___ Available records ___

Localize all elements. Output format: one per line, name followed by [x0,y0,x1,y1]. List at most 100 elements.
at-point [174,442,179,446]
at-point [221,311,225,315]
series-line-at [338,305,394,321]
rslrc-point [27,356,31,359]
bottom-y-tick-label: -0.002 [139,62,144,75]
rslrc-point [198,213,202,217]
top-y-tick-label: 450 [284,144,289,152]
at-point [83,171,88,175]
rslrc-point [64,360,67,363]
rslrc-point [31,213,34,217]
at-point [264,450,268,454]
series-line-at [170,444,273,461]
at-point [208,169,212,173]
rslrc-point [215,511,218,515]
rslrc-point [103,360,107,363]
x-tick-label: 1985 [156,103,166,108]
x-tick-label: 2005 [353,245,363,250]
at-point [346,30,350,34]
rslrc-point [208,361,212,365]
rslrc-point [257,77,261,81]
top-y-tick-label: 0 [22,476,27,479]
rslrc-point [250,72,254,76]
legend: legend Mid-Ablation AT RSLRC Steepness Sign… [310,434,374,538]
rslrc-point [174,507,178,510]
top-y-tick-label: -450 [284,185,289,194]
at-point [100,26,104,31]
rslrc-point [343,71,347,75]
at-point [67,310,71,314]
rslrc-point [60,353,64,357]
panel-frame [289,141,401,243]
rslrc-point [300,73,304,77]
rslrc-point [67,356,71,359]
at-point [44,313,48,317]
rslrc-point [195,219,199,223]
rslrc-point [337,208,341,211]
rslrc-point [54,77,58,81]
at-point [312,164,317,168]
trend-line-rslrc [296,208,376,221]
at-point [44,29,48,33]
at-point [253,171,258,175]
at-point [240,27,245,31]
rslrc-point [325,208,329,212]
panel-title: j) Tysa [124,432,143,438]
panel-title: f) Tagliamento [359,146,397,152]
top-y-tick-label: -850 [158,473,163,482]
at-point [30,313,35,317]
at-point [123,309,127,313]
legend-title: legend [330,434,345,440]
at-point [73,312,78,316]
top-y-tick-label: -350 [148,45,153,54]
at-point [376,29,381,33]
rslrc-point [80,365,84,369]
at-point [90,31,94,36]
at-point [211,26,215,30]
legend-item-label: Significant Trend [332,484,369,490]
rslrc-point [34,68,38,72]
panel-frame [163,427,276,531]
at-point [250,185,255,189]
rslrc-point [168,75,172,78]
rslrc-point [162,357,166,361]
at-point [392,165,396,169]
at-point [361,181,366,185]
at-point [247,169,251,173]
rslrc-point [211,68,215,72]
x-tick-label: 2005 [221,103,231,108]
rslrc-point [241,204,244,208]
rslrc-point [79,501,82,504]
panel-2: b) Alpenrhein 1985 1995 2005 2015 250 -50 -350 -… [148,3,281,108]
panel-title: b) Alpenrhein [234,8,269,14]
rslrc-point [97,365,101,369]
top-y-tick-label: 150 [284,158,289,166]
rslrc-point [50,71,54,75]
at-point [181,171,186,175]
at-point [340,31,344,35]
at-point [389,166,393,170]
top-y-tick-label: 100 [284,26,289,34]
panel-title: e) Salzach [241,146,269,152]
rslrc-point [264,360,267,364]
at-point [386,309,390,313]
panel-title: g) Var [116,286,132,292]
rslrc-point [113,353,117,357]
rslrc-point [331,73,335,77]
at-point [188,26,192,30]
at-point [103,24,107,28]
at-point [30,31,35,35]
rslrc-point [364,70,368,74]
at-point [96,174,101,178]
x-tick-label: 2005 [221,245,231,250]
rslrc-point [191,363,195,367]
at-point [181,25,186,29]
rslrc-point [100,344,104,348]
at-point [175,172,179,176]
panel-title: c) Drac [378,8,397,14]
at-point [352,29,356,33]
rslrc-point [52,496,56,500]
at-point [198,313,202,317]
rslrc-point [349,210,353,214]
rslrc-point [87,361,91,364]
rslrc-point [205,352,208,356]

___

Format the records as a numbered list, covering only the lines from the first line of the records through the line containing "at-point [123,309,127,313]", inclusive. Leave out any blank lines.

▶ _Full output_:
1. Localize all elements. Output format: one per line, name followed by [x0,y0,x1,y1]. List at most 100 elements.
2. at-point [174,442,179,446]
3. at-point [221,311,225,315]
4. series-line-at [338,305,394,321]
5. rslrc-point [27,356,31,359]
6. bottom-y-tick-label: -0.002 [139,62,144,75]
7. rslrc-point [198,213,202,217]
8. top-y-tick-label: 450 [284,144,289,152]
9. at-point [83,171,88,175]
10. rslrc-point [64,360,67,363]
11. rslrc-point [31,213,34,217]
12. at-point [264,450,268,454]
13. series-line-at [170,444,273,461]
14. at-point [208,169,212,173]
15. rslrc-point [215,511,218,515]
16. rslrc-point [103,360,107,363]
17. x-tick-label: 1985 [156,103,166,108]
18. x-tick-label: 2005 [353,245,363,250]
19. at-point [346,30,350,34]
20. rslrc-point [208,361,212,365]
21. rslrc-point [257,77,261,81]
22. top-y-tick-label: 0 [22,476,27,479]
23. rslrc-point [250,72,254,76]
24. legend: legend Mid-Ablation AT RSLRC Steepness Sign… [310,434,374,538]
25. rslrc-point [174,507,178,510]
26. top-y-tick-label: -450 [284,185,289,194]
27. at-point [100,26,104,31]
28. rslrc-point [343,71,347,75]
29. at-point [67,310,71,314]
30. rslrc-point [60,353,64,357]
31. panel-frame [289,141,401,243]
32. rslrc-point [300,73,304,77]
33. rslrc-point [67,356,71,359]
34. at-point [44,313,48,317]
35. rslrc-point [195,219,199,223]
36. rslrc-point [337,208,341,211]
37. rslrc-point [54,77,58,81]
38. at-point [312,164,317,168]
39. trend-line-rslrc [296,208,376,221]
40. at-point [44,29,48,33]
41. at-point [253,171,258,175]
42. at-point [240,27,245,31]
43. rslrc-point [325,208,329,212]
44. panel-title: j) Tysa [124,432,143,438]
45. panel-title: f) Tagliamento [359,146,397,152]
46. top-y-tick-label: -850 [158,473,163,482]
47. at-point [30,313,35,317]
48. at-point [123,309,127,313]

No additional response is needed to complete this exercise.